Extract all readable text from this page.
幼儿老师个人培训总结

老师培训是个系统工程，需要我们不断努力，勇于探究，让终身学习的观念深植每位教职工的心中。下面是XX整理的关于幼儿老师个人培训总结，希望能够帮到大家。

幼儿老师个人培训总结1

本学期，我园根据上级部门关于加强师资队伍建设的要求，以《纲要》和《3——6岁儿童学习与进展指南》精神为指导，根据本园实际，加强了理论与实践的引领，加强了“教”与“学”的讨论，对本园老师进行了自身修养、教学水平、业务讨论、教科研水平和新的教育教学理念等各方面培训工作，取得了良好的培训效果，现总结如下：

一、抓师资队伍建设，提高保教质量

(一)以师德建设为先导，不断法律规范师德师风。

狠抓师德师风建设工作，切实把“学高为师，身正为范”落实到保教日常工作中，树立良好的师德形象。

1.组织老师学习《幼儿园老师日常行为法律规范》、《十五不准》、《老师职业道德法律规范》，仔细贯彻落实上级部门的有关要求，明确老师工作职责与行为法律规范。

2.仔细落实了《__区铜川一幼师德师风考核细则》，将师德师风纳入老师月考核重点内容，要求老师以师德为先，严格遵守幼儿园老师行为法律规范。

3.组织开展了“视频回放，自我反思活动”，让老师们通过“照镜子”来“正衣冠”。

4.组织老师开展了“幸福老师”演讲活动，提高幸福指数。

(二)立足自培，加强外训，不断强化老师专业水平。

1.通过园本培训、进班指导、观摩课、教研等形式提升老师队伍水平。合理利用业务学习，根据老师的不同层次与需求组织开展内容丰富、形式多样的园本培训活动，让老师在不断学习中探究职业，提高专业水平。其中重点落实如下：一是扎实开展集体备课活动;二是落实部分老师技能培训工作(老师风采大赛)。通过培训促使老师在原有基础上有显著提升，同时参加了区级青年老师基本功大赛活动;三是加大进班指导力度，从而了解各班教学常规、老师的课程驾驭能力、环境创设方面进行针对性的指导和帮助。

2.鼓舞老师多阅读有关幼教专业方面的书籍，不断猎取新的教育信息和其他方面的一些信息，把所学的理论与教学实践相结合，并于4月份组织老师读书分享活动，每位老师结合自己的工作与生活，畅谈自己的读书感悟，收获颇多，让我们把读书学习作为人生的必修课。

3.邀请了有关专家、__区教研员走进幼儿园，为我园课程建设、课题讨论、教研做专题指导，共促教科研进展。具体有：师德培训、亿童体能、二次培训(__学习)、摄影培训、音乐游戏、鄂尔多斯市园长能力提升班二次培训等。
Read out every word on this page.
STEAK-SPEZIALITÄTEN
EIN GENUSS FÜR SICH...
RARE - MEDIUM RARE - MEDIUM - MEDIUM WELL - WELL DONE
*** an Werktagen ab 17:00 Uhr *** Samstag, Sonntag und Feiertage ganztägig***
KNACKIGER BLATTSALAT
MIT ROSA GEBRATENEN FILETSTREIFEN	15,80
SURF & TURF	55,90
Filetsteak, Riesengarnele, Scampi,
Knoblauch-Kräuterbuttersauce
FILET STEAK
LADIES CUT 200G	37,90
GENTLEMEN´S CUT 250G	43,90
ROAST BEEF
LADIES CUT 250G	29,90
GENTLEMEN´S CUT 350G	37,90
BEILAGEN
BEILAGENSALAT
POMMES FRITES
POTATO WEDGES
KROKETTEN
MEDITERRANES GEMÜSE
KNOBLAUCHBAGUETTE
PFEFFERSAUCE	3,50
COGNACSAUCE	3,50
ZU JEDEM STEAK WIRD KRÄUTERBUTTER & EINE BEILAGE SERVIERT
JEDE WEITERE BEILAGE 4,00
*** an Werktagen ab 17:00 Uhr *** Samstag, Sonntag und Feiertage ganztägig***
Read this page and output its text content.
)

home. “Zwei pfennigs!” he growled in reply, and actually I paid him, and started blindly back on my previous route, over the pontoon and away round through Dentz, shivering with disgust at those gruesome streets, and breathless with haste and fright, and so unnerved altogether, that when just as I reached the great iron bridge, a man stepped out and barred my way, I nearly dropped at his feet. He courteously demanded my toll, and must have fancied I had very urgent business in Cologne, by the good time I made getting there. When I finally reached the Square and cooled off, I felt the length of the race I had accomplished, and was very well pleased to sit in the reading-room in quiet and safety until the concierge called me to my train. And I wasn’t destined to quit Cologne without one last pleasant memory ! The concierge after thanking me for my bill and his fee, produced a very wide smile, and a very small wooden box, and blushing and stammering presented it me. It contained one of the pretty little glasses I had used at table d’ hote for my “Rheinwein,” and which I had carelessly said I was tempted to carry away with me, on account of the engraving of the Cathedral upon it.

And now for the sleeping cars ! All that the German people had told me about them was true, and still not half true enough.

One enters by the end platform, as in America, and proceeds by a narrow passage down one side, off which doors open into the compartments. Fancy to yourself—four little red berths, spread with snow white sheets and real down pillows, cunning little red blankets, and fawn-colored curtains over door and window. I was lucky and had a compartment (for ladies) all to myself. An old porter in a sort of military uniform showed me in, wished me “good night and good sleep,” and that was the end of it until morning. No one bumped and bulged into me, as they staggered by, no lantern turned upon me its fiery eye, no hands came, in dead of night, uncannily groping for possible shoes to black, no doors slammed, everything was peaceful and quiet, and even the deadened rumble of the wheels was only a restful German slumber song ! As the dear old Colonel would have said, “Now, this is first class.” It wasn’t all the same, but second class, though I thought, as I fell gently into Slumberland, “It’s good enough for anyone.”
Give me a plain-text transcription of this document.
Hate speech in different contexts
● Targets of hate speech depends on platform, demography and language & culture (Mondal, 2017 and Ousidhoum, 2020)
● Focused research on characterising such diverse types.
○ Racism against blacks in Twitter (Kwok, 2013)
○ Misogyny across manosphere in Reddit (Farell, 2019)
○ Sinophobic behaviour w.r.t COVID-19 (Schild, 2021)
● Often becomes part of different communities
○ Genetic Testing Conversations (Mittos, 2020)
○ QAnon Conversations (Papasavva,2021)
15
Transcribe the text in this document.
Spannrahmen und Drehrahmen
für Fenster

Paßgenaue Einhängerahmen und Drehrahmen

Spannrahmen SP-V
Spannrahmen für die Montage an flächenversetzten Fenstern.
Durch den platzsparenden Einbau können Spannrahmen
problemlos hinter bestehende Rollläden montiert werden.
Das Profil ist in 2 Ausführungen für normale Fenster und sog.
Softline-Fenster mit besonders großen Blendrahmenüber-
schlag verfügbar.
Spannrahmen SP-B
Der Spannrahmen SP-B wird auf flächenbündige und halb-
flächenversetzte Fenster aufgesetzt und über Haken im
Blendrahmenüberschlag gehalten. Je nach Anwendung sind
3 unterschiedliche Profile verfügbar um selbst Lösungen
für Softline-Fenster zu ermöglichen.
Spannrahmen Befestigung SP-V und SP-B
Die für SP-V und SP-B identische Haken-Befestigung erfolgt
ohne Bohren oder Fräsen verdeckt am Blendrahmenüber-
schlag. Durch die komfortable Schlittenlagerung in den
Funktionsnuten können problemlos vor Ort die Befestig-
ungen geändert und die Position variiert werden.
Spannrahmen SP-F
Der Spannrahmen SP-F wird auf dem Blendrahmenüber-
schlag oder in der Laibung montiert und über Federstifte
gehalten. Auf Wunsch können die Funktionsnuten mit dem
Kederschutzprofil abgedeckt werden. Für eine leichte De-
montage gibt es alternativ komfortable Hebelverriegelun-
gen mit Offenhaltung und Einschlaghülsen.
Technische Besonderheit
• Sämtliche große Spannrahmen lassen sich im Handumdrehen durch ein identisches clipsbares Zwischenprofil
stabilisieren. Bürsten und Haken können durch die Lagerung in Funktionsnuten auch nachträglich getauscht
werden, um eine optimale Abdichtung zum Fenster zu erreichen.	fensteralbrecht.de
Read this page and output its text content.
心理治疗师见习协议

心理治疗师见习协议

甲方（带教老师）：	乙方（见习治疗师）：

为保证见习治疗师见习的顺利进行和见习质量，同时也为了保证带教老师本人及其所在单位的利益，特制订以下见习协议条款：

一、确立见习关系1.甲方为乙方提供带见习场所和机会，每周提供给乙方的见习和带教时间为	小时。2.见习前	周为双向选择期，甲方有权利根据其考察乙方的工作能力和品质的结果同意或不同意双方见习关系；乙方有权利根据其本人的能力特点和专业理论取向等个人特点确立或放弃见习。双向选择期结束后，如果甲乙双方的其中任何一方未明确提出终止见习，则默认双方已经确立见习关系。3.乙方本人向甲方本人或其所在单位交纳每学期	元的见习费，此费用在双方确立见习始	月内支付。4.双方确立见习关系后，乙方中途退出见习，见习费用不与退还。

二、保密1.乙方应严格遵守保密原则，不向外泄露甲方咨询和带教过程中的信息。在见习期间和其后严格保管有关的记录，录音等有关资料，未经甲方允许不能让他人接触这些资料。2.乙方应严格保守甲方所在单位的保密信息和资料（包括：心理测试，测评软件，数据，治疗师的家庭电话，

+ + + + + + +

Pick out the lines that have the word "until". Copy them all.

home. “Zwei pfennigs!” he growled in reply, and actually I paid him, and started blindly back on my previous route, over the pontoon and away round through Dentz, shivering with disgust at those gruesome streets, and breathless with haste and fright, and so unnerved altogether, that when just as I reached the great iron bridge, a man stepped out and barred my way, I nearly dropped at his feet. He courteously demanded my toll, and must have fancied I had very urgent business in Cologne, by the good time I made getting there. When I finally reached the Square and cooled off, I felt the length of the race I had accomplished, and was very well pleased to sit in the reading-room in quiet and safety until the concierge called me to my train. And I wasn’t destined to quit Cologne without one last pleasant memory ! The concierge after thanking me for my bill and his fee, produced a very wide smile, and a very small wooden box, and blushing and stammering presented it me. It contained one of the pretty little glasses I had used at table d’ hote for my “Rheinwein,” and which I had carelessly said I was tempted to carry away with me, on account of the engraving of the Cathedral upon it.
One enters by the end platform, as in America, and proceeds by a narrow passage down one side, off which doors open into the compartments. Fancy to yourself—four little red berths, spread with snow white sheets and real down pillows, cunning little red blankets, and fawn-colored curtains over door and window. I was lucky and had a compartment (for ladies) all to myself. An old porter in a sort of military uniform showed me in, wished me “good night and good sleep,” and that was the end of it until morning. No one bumped and bulged into me, as they staggered by, no lantern turned upon me its fiery eye, no hands came, in dead of night, uncannily groping for possible shoes to black, no doors slammed, everything was peaceful and quiet, and even the deadened rumble of the wheels was only a restful German slumber song ! As the dear old Colonel would have said, “Now, this is first class.” It wasn’t all the same, but second class, though I thought, as I fell gently into Slumberland, “It’s good enough for anyone.”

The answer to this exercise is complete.